* [Work task]:
Leave out all images and set down the records exactly as given.

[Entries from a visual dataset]
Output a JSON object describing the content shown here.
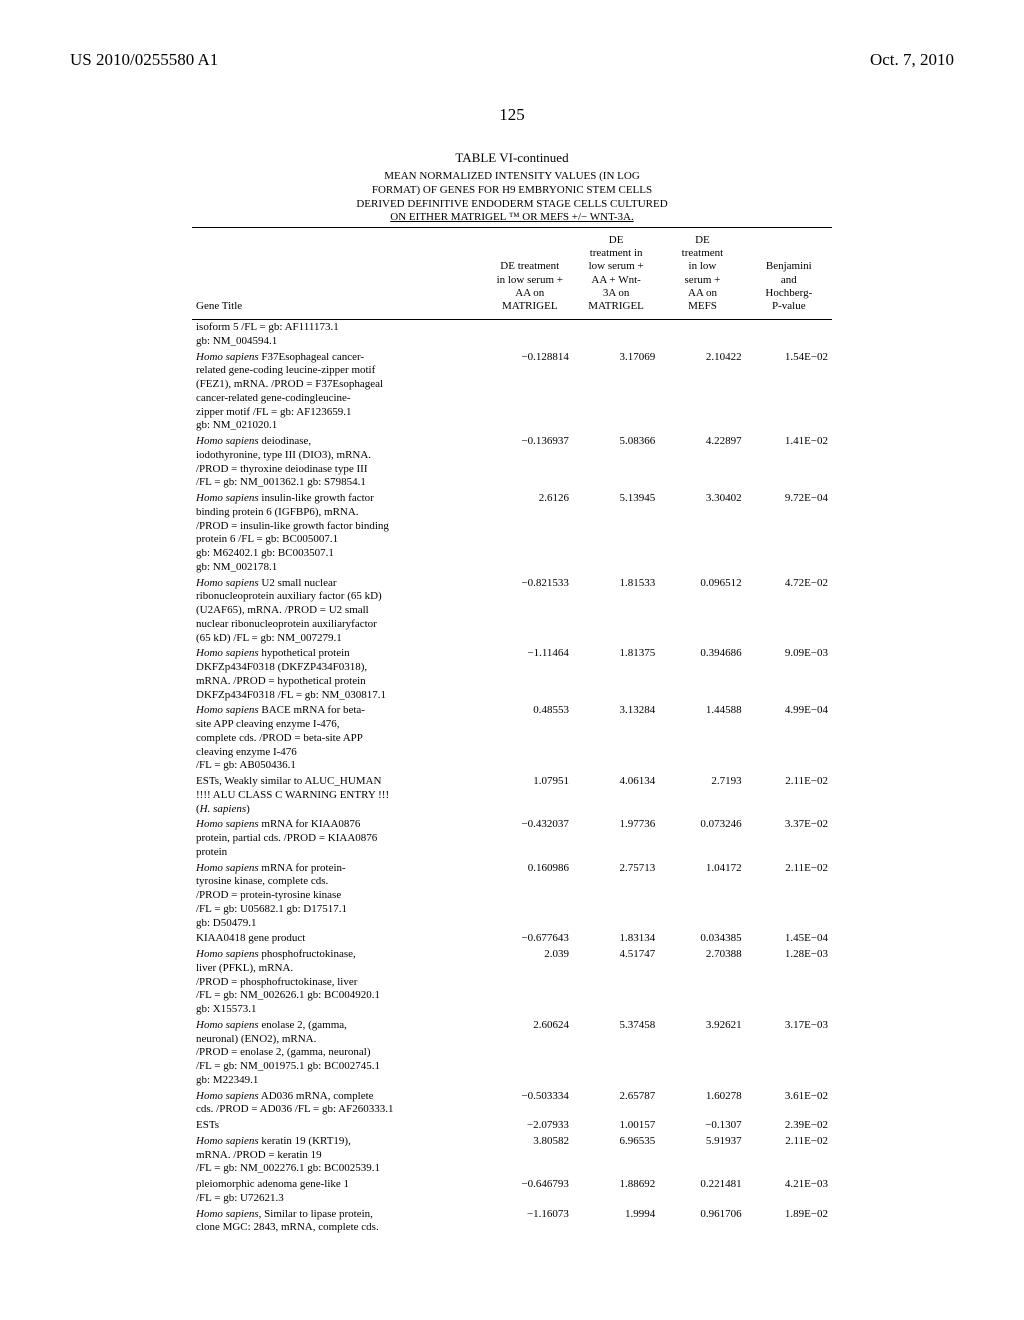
{
  "header": {
    "patent_number": "US 2010/0255580 A1",
    "date": "Oct. 7, 2010"
  },
  "page_number": "125",
  "table": {
    "type": "table",
    "title": "TABLE VI-continued",
    "subtitle": {
      "line1": "MEAN NORMALIZED INTENSITY VALUES (IN LOG",
      "line2": "FORMAT) OF GENES FOR H9 EMBRYONIC STEM CELLS",
      "line3": "DERIVED DEFINITIVE ENDODERM STAGE CELLS CULTURED",
      "line4": "ON EITHER MATRIGEL ™ OR MEFS +/− WNT-3A."
    },
    "columns": [
      {
        "id": "gene",
        "header": "Gene Title"
      },
      {
        "id": "c1",
        "header_lines": [
          "DE treatment",
          "in low serum +",
          "AA on",
          "MATRIGEL"
        ]
      },
      {
        "id": "c2",
        "header_lines": [
          "DE",
          "treatment in",
          "low serum +",
          "AA + Wnt-",
          "3A on",
          "MATRIGEL"
        ]
      },
      {
        "id": "c3",
        "header_lines": [
          "DE",
          "treatment",
          "in low",
          "serum +",
          "AA on",
          "MEFS"
        ]
      },
      {
        "id": "c4",
        "header_lines": [
          "Benjamini",
          "and",
          "Hochberg-",
          "P-value"
        ]
      }
    ],
    "rows": [
      {
        "gene_html": "isoform 5 /FL = gb: AF111173.1<br>gb: NM_004594.1",
        "c1": "",
        "c2": "",
        "c3": "",
        "c4": ""
      },
      {
        "gene_html": "<span class=\"italic\">Homo sapiens</span> F37Esophageal cancer-<br>related gene-coding leucine-zipper motif<br>(FEZ1), mRNA. /PROD = F37Esophageal<br>cancer-related gene-codingleucine-<br>zipper motif /FL = gb: AF123659.1<br>gb: NM_021020.1",
        "c1": "−0.128814",
        "c2": "3.17069",
        "c3": "2.10422",
        "c4": "1.54E−02"
      },
      {
        "gene_html": "<span class=\"italic\">Homo sapiens</span> deiodinase,<br>iodothyronine, type III (DIO3), mRNA.<br>/PROD = thyroxine deiodinase type III<br>/FL = gb: NM_001362.1 gb: S79854.1",
        "c1": "−0.136937",
        "c2": "5.08366",
        "c3": "4.22897",
        "c4": "1.41E−02"
      },
      {
        "gene_html": "<span class=\"italic\">Homo sapiens</span> insulin-like growth factor<br>binding protein 6 (IGFBP6), mRNA.<br>/PROD = insulin-like growth factor binding<br>protein 6 /FL = gb: BC005007.1<br>gb: M62402.1 gb: BC003507.1<br>gb: NM_002178.1",
        "c1": "2.6126",
        "c2": "5.13945",
        "c3": "3.30402",
        "c4": "9.72E−04"
      },
      {
        "gene_html": "<span class=\"italic\">Homo sapiens</span> U2 small nuclear<br>ribonucleoprotein auxiliary factor (65 kD)<br>(U2AF65), mRNA. /PROD = U2 small<br>nuclear ribonucleoprotein auxiliaryfactor<br>(65 kD) /FL = gb: NM_007279.1",
        "c1": "−0.821533",
        "c2": "1.81533",
        "c3": "0.096512",
        "c4": "4.72E−02"
      },
      {
        "gene_html": "<span class=\"italic\">Homo sapiens</span> hypothetical protein<br>DKFZp434F0318 (DKFZP434F0318),<br>mRNA. /PROD = hypothetical protein<br>DKFZp434F0318 /FL = gb: NM_030817.1",
        "c1": "−1.11464",
        "c2": "1.81375",
        "c3": "0.394686",
        "c4": "9.09E−03"
      },
      {
        "gene_html": "<span class=\"italic\">Homo sapiens</span> BACE mRNA for beta-<br>site APP cleaving enzyme I-476,<br>complete cds. /PROD = beta-site APP<br>cleaving enzyme I-476<br>/FL = gb: AB050436.1",
        "c1": "0.48553",
        "c2": "3.13284",
        "c3": "1.44588",
        "c4": "4.99E−04"
      },
      {
        "gene_html": "ESTs, Weakly similar to ALUC_HUMAN<br>!!!! ALU CLASS C WARNING ENTRY !!!<br>(<span class=\"italic\">H. sapiens</span>)",
        "c1": "1.07951",
        "c2": "4.06134",
        "c3": "2.7193",
        "c4": "2.11E−02"
      },
      {
        "gene_html": "<span class=\"italic\">Homo sapiens</span> mRNA for KIAA0876<br>protein, partial cds. /PROD = KIAA0876<br>protein",
        "c1": "−0.432037",
        "c2": "1.97736",
        "c3": "0.073246",
        "c4": "3.37E−02"
      },
      {
        "gene_html": "<span class=\"italic\">Homo sapiens</span> mRNA for protein-<br>tyrosine kinase, complete cds.<br>/PROD = protein-tyrosine kinase<br>/FL = gb: U05682.1 gb: D17517.1<br>gb: D50479.1",
        "c1": "0.160986",
        "c2": "2.75713",
        "c3": "1.04172",
        "c4": "2.11E−02"
      },
      {
        "gene_html": "KIAA0418 gene product",
        "c1": "−0.677643",
        "c2": "1.83134",
        "c3": "0.034385",
        "c4": "1.45E−04"
      },
      {
        "gene_html": "<span class=\"italic\">Homo sapiens</span> phosphofructokinase,<br>liver (PFKL), mRNA.<br>/PROD = phosphofructokinase, liver<br>/FL = gb: NM_002626.1 gb: BC004920.1<br>gb: X15573.1",
        "c1": "2.039",
        "c2": "4.51747",
        "c3": "2.70388",
        "c4": "1.28E−03"
      },
      {
        "gene_html": "<span class=\"italic\">Homo sapiens</span> enolase 2, (gamma,<br>neuronal) (ENO2), mRNA.<br>/PROD = enolase 2, (gamma, neuronal)<br>/FL = gb: NM_001975.1 gb: BC002745.1<br>gb: M22349.1",
        "c1": "2.60624",
        "c2": "5.37458",
        "c3": "3.92621",
        "c4": "3.17E−03"
      },
      {
        "gene_html": "<span class=\"italic\">Homo sapiens</span> AD036 mRNA, complete<br>cds. /PROD = AD036 /FL = gb: AF260333.1",
        "c1": "−0.503334",
        "c2": "2.65787",
        "c3": "1.60278",
        "c4": "3.61E−02"
      },
      {
        "gene_html": "ESTs",
        "c1": "−2.07933",
        "c2": "1.00157",
        "c3": "−0.1307",
        "c4": "2.39E−02"
      },
      {
        "gene_html": "<span class=\"italic\">Homo sapiens</span> keratin 19 (KRT19),<br>mRNA. /PROD = keratin 19<br>/FL = gb: NM_002276.1 gb: BC002539.1",
        "c1": "3.80582",
        "c2": "6.96535",
        "c3": "5.91937",
        "c4": "2.11E−02"
      },
      {
        "gene_html": "pleiomorphic adenoma gene-like 1<br>/FL = gb: U72621.3",
        "c1": "−0.646793",
        "c2": "1.88692",
        "c3": "0.221481",
        "c4": "4.21E−03"
      },
      {
        "gene_html": "<span class=\"italic\">Homo sapiens</span>, Similar to lipase protein,<br>clone MGC: 2843, mRNA, complete cds.",
        "c1": "−1.16073",
        "c2": "1.9994",
        "c3": "0.961706",
        "c4": "1.89E−02"
      }
    ],
    "background_color": "#ffffff",
    "text_color": "#000000",
    "font_family": "Times New Roman",
    "base_fontsize": 11,
    "header_fontsize": 17
  }
}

* [Reply to the exercise]:
Output a JSON object describing the content shown here.
{
  "header": {
    "patent_number": "US 2010/0255580 A1",
    "date": "Oct. 7, 2010"
  },
  "page_number": "125",
  "table": {
    "type": "table",
    "title": "TABLE VI-continued",
    "subtitle": {
      "line1": "MEAN NORMALIZED INTENSITY VALUES (IN LOG",
      "line2": "FORMAT) OF GENES FOR H9 EMBRYONIC STEM CELLS",
      "line3": "DERIVED DEFINITIVE ENDODERM STAGE CELLS CULTURED",
      "line4": "ON EITHER MATRIGEL ™ OR MEFS +/− WNT-3A."
    },
    "columns": [
      {
        "id": "gene",
        "header": "Gene Title"
      },
      {
        "id": "c1",
        "header_lines": [
          "DE treatment",
          "in low serum +",
          "AA on",
          "MATRIGEL"
        ]
      },
      {
        "id": "c2",
        "header_lines": [
          "DE",
          "treatment in",
          "low serum +",
          "AA + Wnt-",
          "3A on",
          "MATRIGEL"
        ]
      },
      {
        "id": "c3",
        "header_lines": [
          "DE",
          "treatment",
          "in low",
          "serum +",
          "AA on",
          "MEFS"
        ]
      },
      {
        "id": "c4",
        "header_lines": [
          "Benjamini",
          "and",
          "Hochberg-",
          "P-value"
        ]
      }
    ],
    "rows": [
      {
        "gene_html": "isoform 5 /FL = gb: AF111173.1<br>gb: NM_004594.1",
        "c1": "",
        "c2": "",
        "c3": "",
        "c4": ""
      },
      {
        "gene_html": "<span class=\"italic\">Homo sapiens</span> F37Esophageal cancer-<br>related gene-coding leucine-zipper motif<br>(FEZ1), mRNA. /PROD = F37Esophageal<br>cancer-related gene-codingleucine-<br>zipper motif /FL = gb: AF123659.1<br>gb: NM_021020.1",
        "c1": "−0.128814",
        "c2": "3.17069",
        "c3": "2.10422",
        "c4": "1.54E−02"
      },
      {
        "gene_html": "<span class=\"italic\">Homo sapiens</span> deiodinase,<br>iodothyronine, type III (DIO3), mRNA.<br>/PROD = thyroxine deiodinase type III<br>/FL = gb: NM_001362.1 gb: S79854.1",
        "c1": "−0.136937",
        "c2": "5.08366",
        "c3": "4.22897",
        "c4": "1.41E−02"
      },
      {
        "gene_html": "<span class=\"italic\">Homo sapiens</span> insulin-like growth factor<br>binding protein 6 (IGFBP6), mRNA.<br>/PROD = insulin-like growth factor binding<br>protein 6 /FL = gb: BC005007.1<br>gb: M62402.1 gb: BC003507.1<br>gb: NM_002178.1",
        "c1": "2.6126",
        "c2": "5.13945",
        "c3": "3.30402",
        "c4": "9.72E−04"
      },
      {
        "gene_html": "<span class=\"italic\">Homo sapiens</span> U2 small nuclear<br>ribonucleoprotein auxiliary factor (65 kD)<br>(U2AF65), mRNA. /PROD = U2 small<br>nuclear ribonucleoprotein auxiliaryfactor<br>(65 kD) /FL = gb: NM_007279.1",
        "c1": "−0.821533",
        "c2": "1.81533",
        "c3": "0.096512",
        "c4": "4.72E−02"
      },
      {
        "gene_html": "<span class=\"italic\">Homo sapiens</span> hypothetical protein<br>DKFZp434F0318 (DKFZP434F0318),<br>mRNA. /PROD = hypothetical protein<br>DKFZp434F0318 /FL = gb: NM_030817.1",
        "c1": "−1.11464",
        "c2": "1.81375",
        "c3": "0.394686",
        "c4": "9.09E−03"
      },
      {
        "gene_html": "<span class=\"italic\">Homo sapiens</span> BACE mRNA for beta-<br>site APP cleaving enzyme I-476,<br>complete cds. /PROD = beta-site APP<br>cleaving enzyme I-476<br>/FL = gb: AB050436.1",
        "c1": "0.48553",
        "c2": "3.13284",
        "c3": "1.44588",
        "c4": "4.99E−04"
      },
      {
        "gene_html": "ESTs, Weakly similar to ALUC_HUMAN<br>!!!! ALU CLASS C WARNING ENTRY !!!<br>(<span class=\"italic\">H. sapiens</span>)",
        "c1": "1.07951",
        "c2": "4.06134",
        "c3": "2.7193",
        "c4": "2.11E−02"
      },
      {
        "gene_html": "<span class=\"italic\">Homo sapiens</span> mRNA for KIAA0876<br>protein, partial cds. /PROD = KIAA0876<br>protein",
        "c1": "−0.432037",
        "c2": "1.97736",
        "c3": "0.073246",
        "c4": "3.37E−02"
      },
      {
        "gene_html": "<span class=\"italic\">Homo sapiens</span> mRNA for protein-<br>tyrosine kinase, complete cds.<br>/PROD = protein-tyrosine kinase<br>/FL = gb: U05682.1 gb: D17517.1<br>gb: D50479.1",
        "c1": "0.160986",
        "c2": "2.75713",
        "c3": "1.04172",
        "c4": "2.11E−02"
      },
      {
        "gene_html": "KIAA0418 gene product",
        "c1": "−0.677643",
        "c2": "1.83134",
        "c3": "0.034385",
        "c4": "1.45E−04"
      },
      {
        "gene_html": "<span class=\"italic\">Homo sapiens</span> phosphofructokinase,<br>liver (PFKL), mRNA.<br>/PROD = phosphofructokinase, liver<br>/FL = gb: NM_002626.1 gb: BC004920.1<br>gb: X15573.1",
        "c1": "2.039",
        "c2": "4.51747",
        "c3": "2.70388",
        "c4": "1.28E−03"
      },
      {
        "gene_html": "<span class=\"italic\">Homo sapiens</span> enolase 2, (gamma,<br>neuronal) (ENO2), mRNA.<br>/PROD = enolase 2, (gamma, neuronal)<br>/FL = gb: NM_001975.1 gb: BC002745.1<br>gb: M22349.1",
        "c1": "2.60624",
        "c2": "5.37458",
        "c3": "3.92621",
        "c4": "3.17E−03"
      },
      {
        "gene_html": "<span class=\"italic\">Homo sapiens</span> AD036 mRNA, complete<br>cds. /PROD = AD036 /FL = gb: AF260333.1",
        "c1": "−0.503334",
        "c2": "2.65787",
        "c3": "1.60278",
        "c4": "3.61E−02"
      },
      {
        "gene_html": "ESTs",
        "c1": "−2.07933",
        "c2": "1.00157",
        "c3": "−0.1307",
        "c4": "2.39E−02"
      },
      {
        "gene_html": "<span class=\"italic\">Homo sapiens</span> keratin 19 (KRT19),<br>mRNA. /PROD = keratin 19<br>/FL = gb: NM_002276.1 gb: BC002539.1",
        "c1": "3.80582",
        "c2": "6.96535",
        "c3": "5.91937",
        "c4": "2.11E−02"
      },
      {
        "gene_html": "pleiomorphic adenoma gene-like 1<br>/FL = gb: U72621.3",
        "c1": "−0.646793",
        "c2": "1.88692",
        "c3": "0.221481",
        "c4": "4.21E−03"
      },
      {
        "gene_html": "<span class=\"italic\">Homo sapiens</span>, Similar to lipase protein,<br>clone MGC: 2843, mRNA, complete cds.",
        "c1": "−1.16073",
        "c2": "1.9994",
        "c3": "0.961706",
        "c4": "1.89E−02"
      }
    ],
    "background_color": "#ffffff",
    "text_color": "#000000",
    "font_family": "Times New Roman",
    "base_fontsize": 11,
    "header_fontsize": 17
  }
}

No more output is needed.